[Rows from a dataset]
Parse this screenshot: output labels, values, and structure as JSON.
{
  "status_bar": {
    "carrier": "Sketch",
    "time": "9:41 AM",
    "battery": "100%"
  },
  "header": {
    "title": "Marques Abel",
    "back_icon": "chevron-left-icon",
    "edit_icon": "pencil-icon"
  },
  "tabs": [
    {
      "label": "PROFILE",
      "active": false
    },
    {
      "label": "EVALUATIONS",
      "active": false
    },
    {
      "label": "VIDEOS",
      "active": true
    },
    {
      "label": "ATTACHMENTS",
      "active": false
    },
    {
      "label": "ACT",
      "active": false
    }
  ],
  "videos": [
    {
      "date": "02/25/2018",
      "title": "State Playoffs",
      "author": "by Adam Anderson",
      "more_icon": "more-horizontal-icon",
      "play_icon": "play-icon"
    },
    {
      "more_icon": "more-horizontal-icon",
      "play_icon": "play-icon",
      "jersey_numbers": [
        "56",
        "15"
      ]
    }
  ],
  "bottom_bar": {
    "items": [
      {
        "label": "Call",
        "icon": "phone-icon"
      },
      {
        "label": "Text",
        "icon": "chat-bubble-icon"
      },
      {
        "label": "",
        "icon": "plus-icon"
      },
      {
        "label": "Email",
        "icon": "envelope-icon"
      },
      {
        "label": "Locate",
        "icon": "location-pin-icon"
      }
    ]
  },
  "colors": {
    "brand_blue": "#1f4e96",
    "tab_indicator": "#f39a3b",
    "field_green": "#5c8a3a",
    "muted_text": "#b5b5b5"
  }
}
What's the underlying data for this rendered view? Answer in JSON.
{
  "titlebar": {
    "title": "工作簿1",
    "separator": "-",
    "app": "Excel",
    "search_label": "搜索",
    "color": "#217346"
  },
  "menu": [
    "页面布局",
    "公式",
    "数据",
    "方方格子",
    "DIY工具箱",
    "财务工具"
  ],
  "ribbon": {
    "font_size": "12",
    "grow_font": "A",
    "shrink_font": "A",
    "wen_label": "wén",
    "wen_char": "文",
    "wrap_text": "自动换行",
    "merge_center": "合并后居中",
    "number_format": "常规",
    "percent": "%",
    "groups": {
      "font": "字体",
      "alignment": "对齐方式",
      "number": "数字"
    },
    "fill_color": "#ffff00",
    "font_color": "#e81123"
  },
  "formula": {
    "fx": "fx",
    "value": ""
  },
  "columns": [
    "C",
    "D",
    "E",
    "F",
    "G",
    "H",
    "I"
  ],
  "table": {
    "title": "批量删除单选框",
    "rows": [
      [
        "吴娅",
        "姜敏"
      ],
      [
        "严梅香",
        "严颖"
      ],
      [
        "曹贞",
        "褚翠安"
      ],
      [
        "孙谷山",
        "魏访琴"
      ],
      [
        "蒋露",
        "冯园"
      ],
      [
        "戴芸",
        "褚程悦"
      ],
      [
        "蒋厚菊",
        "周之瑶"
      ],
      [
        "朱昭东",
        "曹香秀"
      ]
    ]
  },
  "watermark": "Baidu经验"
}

__What is asked__
Return every entry verbatim.

__Solved exercise__
Parse this screenshot: output labels, values, and structure as JSON.
{
  "status_bar": {
    "carrier": "Sketch",
    "time": "9:41 AM",
    "battery": "100%"
  },
  "header": {
    "title": "Marques Abel",
    "back_icon": "chevron-left-icon",
    "edit_icon": "pencil-icon"
  },
  "tabs": [
    {
      "label": "PROFILE",
      "active": false
    },
    {
      "label": "EVALUATIONS",
      "active": false
    },
    {
      "label": "VIDEOS",
      "active": true
    },
    {
      "label": "ATTACHMENTS",
      "active": false
    },
    {
      "label": "ACT",
      "active": false
    }
  ],
  "videos": [
    {
      "date": "02/25/2018",
      "title": "State Playoffs",
      "author": "by Adam Anderson",
      "more_icon": "more-horizontal-icon",
      "play_icon": "play-icon"
    },
    {
      "more_icon": "more-horizontal-icon",
      "play_icon": "play-icon",
      "jersey_numbers": [
        "56",
        "15"
      ]
    }
  ],
  "bottom_bar": {
    "items": [
      {
        "label": "Call",
        "icon": "phone-icon"
      },
      {
        "label": "Text",
        "icon": "chat-bubble-icon"
      },
      {
        "label": "",
        "icon": "plus-icon"
      },
      {
        "label": "Email",
        "icon": "envelope-icon"
      },
      {
        "label": "Locate",
        "icon": "location-pin-icon"
      }
    ]
  },
  "colors": {
    "brand_blue": "#1f4e96",
    "tab_indicator": "#f39a3b",
    "field_green": "#5c8a3a",
    "muted_text": "#b5b5b5"
  }
}
What's the underlying data for this rendered view? Answer in JSON.
{
  "titlebar": {
    "title": "工作簿1",
    "separator": "-",
    "app": "Excel",
    "search_label": "搜索",
    "color": "#217346"
  },
  "menu": [
    "页面布局",
    "公式",
    "数据",
    "方方格子",
    "DIY工具箱",
    "财务工具"
  ],
  "ribbon": {
    "font_size": "12",
    "grow_font": "A",
    "shrink_font": "A",
    "wen_label": "wén",
    "wen_char": "文",
    "wrap_text": "自动换行",
    "merge_center": "合并后居中",
    "number_format": "常规",
    "percent": "%",
    "groups": {
      "font": "字体",
      "alignment": "对齐方式",
      "number": "数字"
    },
    "fill_color": "#ffff00",
    "font_color": "#e81123"
  },
  "formula": {
    "fx": "fx",
    "value": ""
  },
  "columns": [
    "C",
    "D",
    "E",
    "F",
    "G",
    "H",
    "I"
  ],
  "table": {
    "title": "批量删除单选框",
    "rows": [
      [
        "吴娅",
        "姜敏"
      ],
      [
        "严梅香",
        "严颖"
      ],
      [
        "曹贞",
        "褚翠安"
      ],
      [
        "孙谷山",
        "魏访琴"
      ],
      [
        "蒋露",
        "冯园"
      ],
      [
        "戴芸",
        "褚程悦"
      ],
      [
        "蒋厚菊",
        "周之瑶"
      ],
      [
        "朱昭东",
        "曹香秀"
      ]
    ]
  },
  "watermark": "Baidu经验"
}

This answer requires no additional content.